Reproduce each of the following lines verbatim, omitting the pictures from your output.

Dataset content ▸
-- Begin --

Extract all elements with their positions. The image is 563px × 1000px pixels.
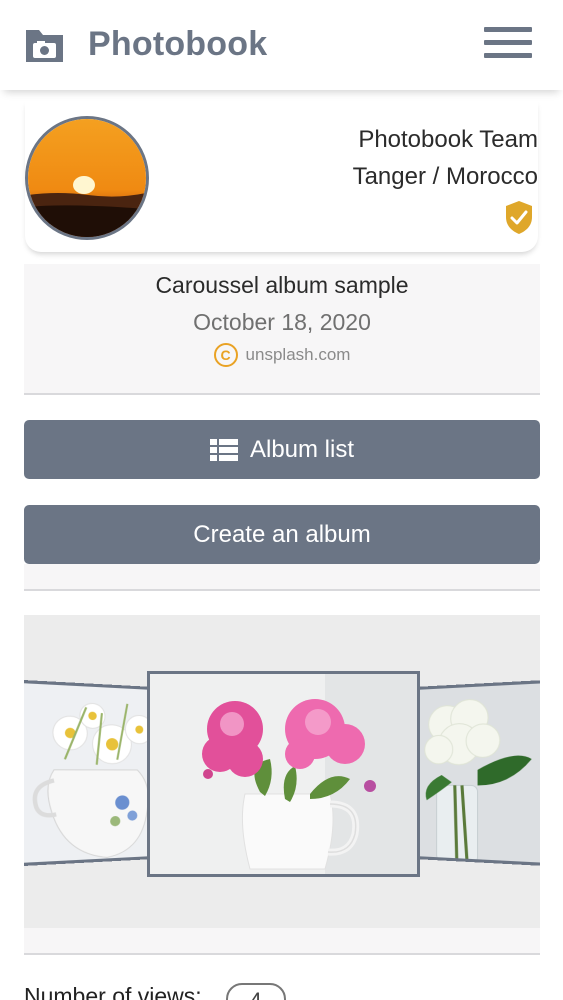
list-icon (209, 438, 238, 461)
views-label: Number of views: (24, 983, 202, 1000)
peonies-photo (150, 674, 417, 874)
avatar[interactable] (25, 116, 149, 240)
copyright-icon: C (213, 343, 238, 367)
photo-credit: C unsplash.com (24, 343, 540, 367)
profile-card: Photobook Team Tanger / Morocco (25, 100, 538, 252)
section-spacer (24, 928, 540, 954)
app-header: Photobook (0, 0, 563, 90)
folder-camera-icon[interactable] (24, 26, 65, 64)
daisies-photo (24, 683, 155, 867)
owner-location: Tanger / Morocco (352, 163, 538, 190)
album-list-label: Album list (249, 435, 355, 463)
album-info-panel: Caroussel album sample October 18, 2020 … (24, 264, 540, 394)
owner-name[interactable]: Photobook Team (358, 126, 538, 154)
carousel-slide-right[interactable] (414, 679, 540, 867)
create-album-button[interactable]: Create an album (24, 505, 540, 564)
credit-source[interactable]: unsplash.com (246, 345, 351, 365)
divider (24, 589, 540, 591)
views-stat: Number of views: 4 (24, 983, 286, 1000)
photo-carousel[interactable] (24, 615, 540, 928)
album-title: Caroussel album sample (155, 272, 409, 298)
create-album-label: Create an album (193, 520, 371, 548)
sunset-photo (28, 119, 146, 237)
views-count-badge: 4 (225, 983, 286, 1000)
app-title[interactable]: Photobook (88, 25, 267, 64)
album-date: October 18, 2020 (193, 309, 371, 335)
hamburger-menu-icon[interactable] (484, 27, 532, 61)
album-list-button[interactable]: Album list (24, 420, 540, 479)
divider (24, 953, 540, 955)
divider (24, 393, 540, 395)
carousel-slide-center[interactable] (147, 671, 420, 877)
section-spacer (24, 564, 540, 590)
verified-shield-check-icon (506, 201, 532, 234)
hydrangea-photo (416, 682, 540, 867)
carousel-slide-left[interactable] (24, 679, 155, 867)
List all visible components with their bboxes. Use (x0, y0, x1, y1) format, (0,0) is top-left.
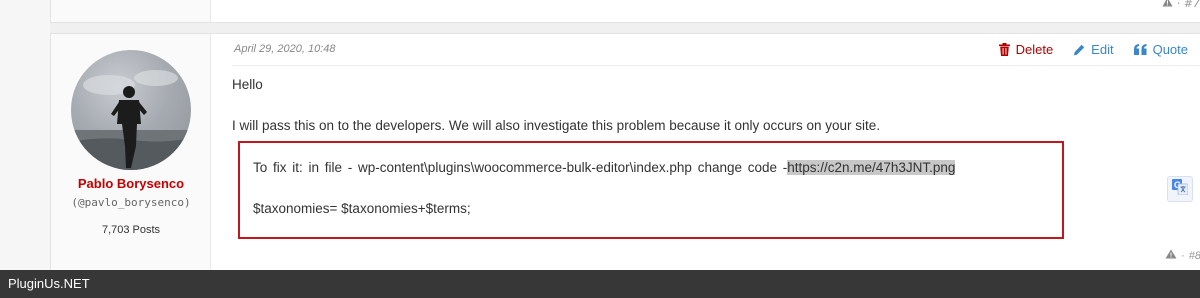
delete-button[interactable]: Delete (998, 42, 1054, 57)
edit-button[interactable]: Edit (1073, 42, 1114, 57)
post-content: April 29, 2020, 10:48 Delete Edit Quote … (212, 34, 1200, 274)
post-number[interactable]: #8 (1189, 250, 1200, 262)
post-greeting: Hello (232, 77, 263, 92)
quote-label: Quote (1152, 42, 1188, 57)
forum-thread: · #7 Pablo Borysenco (@pavlo_borysenco) … (0, 0, 1200, 298)
fix-text: To fix it: in file - wp-content\plugins\… (253, 160, 788, 175)
previous-post: · #7 (50, 0, 1200, 22)
post-footer: · #8 (1165, 249, 1200, 262)
post-meta: April 29, 2020, 10:48 Delete Edit Quote (232, 34, 1200, 66)
report-warning-icon[interactable] (1165, 249, 1177, 262)
fix-link[interactable]: https://c2n.me/47h3JNT.png (787, 160, 956, 175)
previous-post-number[interactable]: · #7 (1162, 0, 1200, 10)
delete-label: Delete (1015, 42, 1054, 57)
warning-icon[interactable] (1162, 0, 1177, 10)
post-paragraph: I will pass this on to the developers. W… (232, 118, 881, 133)
translate-icon: G (1172, 179, 1189, 199)
post-separator (50, 22, 1200, 33)
author-name[interactable]: Pablo Borysenco (51, 176, 211, 191)
highlighted-fix-box: To fix it: in file - wp-content\plugins\… (238, 141, 1064, 239)
quote-icon (1133, 44, 1147, 55)
forum-post: Pablo Borysenco (@pavlo_borysenco) 7,703… (50, 33, 1200, 274)
avatar[interactable] (71, 50, 191, 170)
post-count: 7,703 Posts (101, 224, 161, 236)
bottom-bar: PluginUs.NET (0, 270, 1200, 298)
translate-button[interactable]: G (1167, 176, 1193, 202)
quote-button[interactable]: Quote (1133, 42, 1188, 57)
code-line: $taxonomies= $taxonomies+$terms; (253, 201, 471, 216)
edit-label: Edit (1091, 42, 1114, 57)
post-actions: Delete Edit Quote (998, 42, 1188, 57)
previous-post-sidebar (51, 0, 211, 22)
post-date: April 29, 2020, 10:48 (234, 43, 336, 55)
author-sidebar: Pablo Borysenco (@pavlo_borysenco) 7,703… (51, 34, 211, 274)
trash-icon (998, 43, 1010, 56)
author-handle: (@pavlo_borysenco) (71, 196, 191, 209)
brand-label[interactable]: PluginUs.NET (8, 276, 90, 291)
pencil-icon (1073, 44, 1085, 56)
fix-instructions: To fix it: in file - wp-content\plugins\… (253, 160, 956, 175)
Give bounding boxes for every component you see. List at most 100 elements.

-- End --

Solution ▸
Extract all elements with their positions. The image is 563px × 1000px pixels.
list-icon (209, 438, 238, 461)
views-label: Number of views: (24, 983, 202, 1000)
peonies-photo (150, 674, 417, 874)
avatar[interactable] (25, 116, 149, 240)
copyright-icon: C (213, 343, 238, 367)
photo-credit: C unsplash.com (24, 343, 540, 367)
profile-card: Photobook Team Tanger / Morocco (25, 100, 538, 252)
section-spacer (24, 928, 540, 954)
app-header: Photobook (0, 0, 563, 90)
folder-camera-icon[interactable] (24, 26, 65, 64)
daisies-photo (24, 683, 155, 867)
owner-location: Tanger / Morocco (352, 163, 538, 190)
album-list-label: Album list (249, 435, 355, 463)
album-info-panel: Caroussel album sample October 18, 2020 … (24, 264, 540, 394)
owner-name[interactable]: Photobook Team (358, 126, 538, 154)
carousel-slide-right[interactable] (414, 679, 540, 867)
create-album-button[interactable]: Create an album (24, 505, 540, 564)
credit-source[interactable]: unsplash.com (246, 345, 351, 365)
divider (24, 589, 540, 591)
views-stat: Number of views: 4 (24, 983, 286, 1000)
photo-carousel[interactable] (24, 615, 540, 928)
album-title: Caroussel album sample (155, 272, 409, 298)
create-album-label: Create an album (193, 520, 371, 548)
sunset-photo (28, 119, 146, 237)
views-count-badge: 4 (225, 983, 286, 1000)
app-title[interactable]: Photobook (88, 25, 267, 64)
album-date: October 18, 2020 (193, 309, 371, 335)
hamburger-menu-icon[interactable] (484, 27, 532, 61)
album-list-button[interactable]: Album list (24, 420, 540, 479)
divider (24, 953, 540, 955)
divider (24, 393, 540, 395)
carousel-slide-center[interactable] (147, 671, 420, 877)
section-spacer (24, 564, 540, 590)
verified-shield-check-icon (506, 201, 532, 234)
hydrangea-photo (416, 682, 540, 867)
carousel-slide-left[interactable] (24, 679, 155, 867)
List all visible components with their bboxes. Use (x0, y0, x1, y1) format, (0,0) is top-left.
delete-button[interactable]: Delete (998, 42, 1054, 57)
edit-button[interactable]: Edit (1073, 42, 1114, 57)
post-content: April 29, 2020, 10:48 Delete Edit Quote … (212, 34, 1200, 274)
post-number[interactable]: #8 (1189, 250, 1200, 262)
post-greeting: Hello (232, 77, 263, 92)
quote-label: Quote (1152, 42, 1188, 57)
forum-thread: · #7 Pablo Borysenco (@pavlo_borysenco) … (0, 0, 1200, 298)
fix-text: To fix it: in file - wp-content\plugins\… (253, 160, 788, 175)
previous-post: · #7 (50, 0, 1200, 22)
post-footer: · #8 (1165, 249, 1200, 262)
post-meta: April 29, 2020, 10:48 Delete Edit Quote (232, 34, 1200, 66)
report-warning-icon[interactable] (1165, 249, 1177, 262)
fix-link[interactable]: https://c2n.me/47h3JNT.png (787, 160, 956, 175)
previous-post-number[interactable]: · #7 (1162, 0, 1200, 10)
delete-label: Delete (1015, 42, 1054, 57)
warning-icon[interactable] (1162, 0, 1177, 10)
post-paragraph: I will pass this on to the developers. W… (232, 118, 881, 133)
translate-icon: G (1172, 179, 1189, 199)
post-separator (50, 22, 1200, 33)
author-name[interactable]: Pablo Borysenco (51, 176, 211, 191)
highlighted-fix-box: To fix it: in file - wp-content\plugins\… (238, 141, 1064, 239)
quote-icon (1133, 44, 1147, 55)
forum-post: Pablo Borysenco (@pavlo_borysenco) 7,703… (50, 33, 1200, 274)
avatar[interactable] (71, 50, 191, 170)
post-count: 7,703 Posts (101, 224, 161, 236)
bottom-bar: PluginUs.NET (0, 270, 1200, 298)
translate-button[interactable]: G (1167, 176, 1193, 202)
quote-button[interactable]: Quote (1133, 42, 1188, 57)
code-line: $taxonomies= $taxonomies+$terms; (253, 201, 471, 216)
edit-label: Edit (1091, 42, 1114, 57)
post-actions: Delete Edit Quote (998, 42, 1188, 57)
previous-post-sidebar (51, 0, 211, 22)
post-date: April 29, 2020, 10:48 (234, 43, 336, 55)
author-sidebar: Pablo Borysenco (@pavlo_borysenco) 7,703… (51, 34, 211, 274)
trash-icon (998, 43, 1010, 56)
author-handle: (@pavlo_borysenco) (71, 196, 191, 209)
brand-label[interactable]: PluginUs.NET (8, 276, 90, 291)
pencil-icon (1073, 44, 1085, 56)
fix-instructions: To fix it: in file - wp-content\plugins\… (253, 160, 956, 175)
Give bounding boxes for every component you see. List at most 100 elements.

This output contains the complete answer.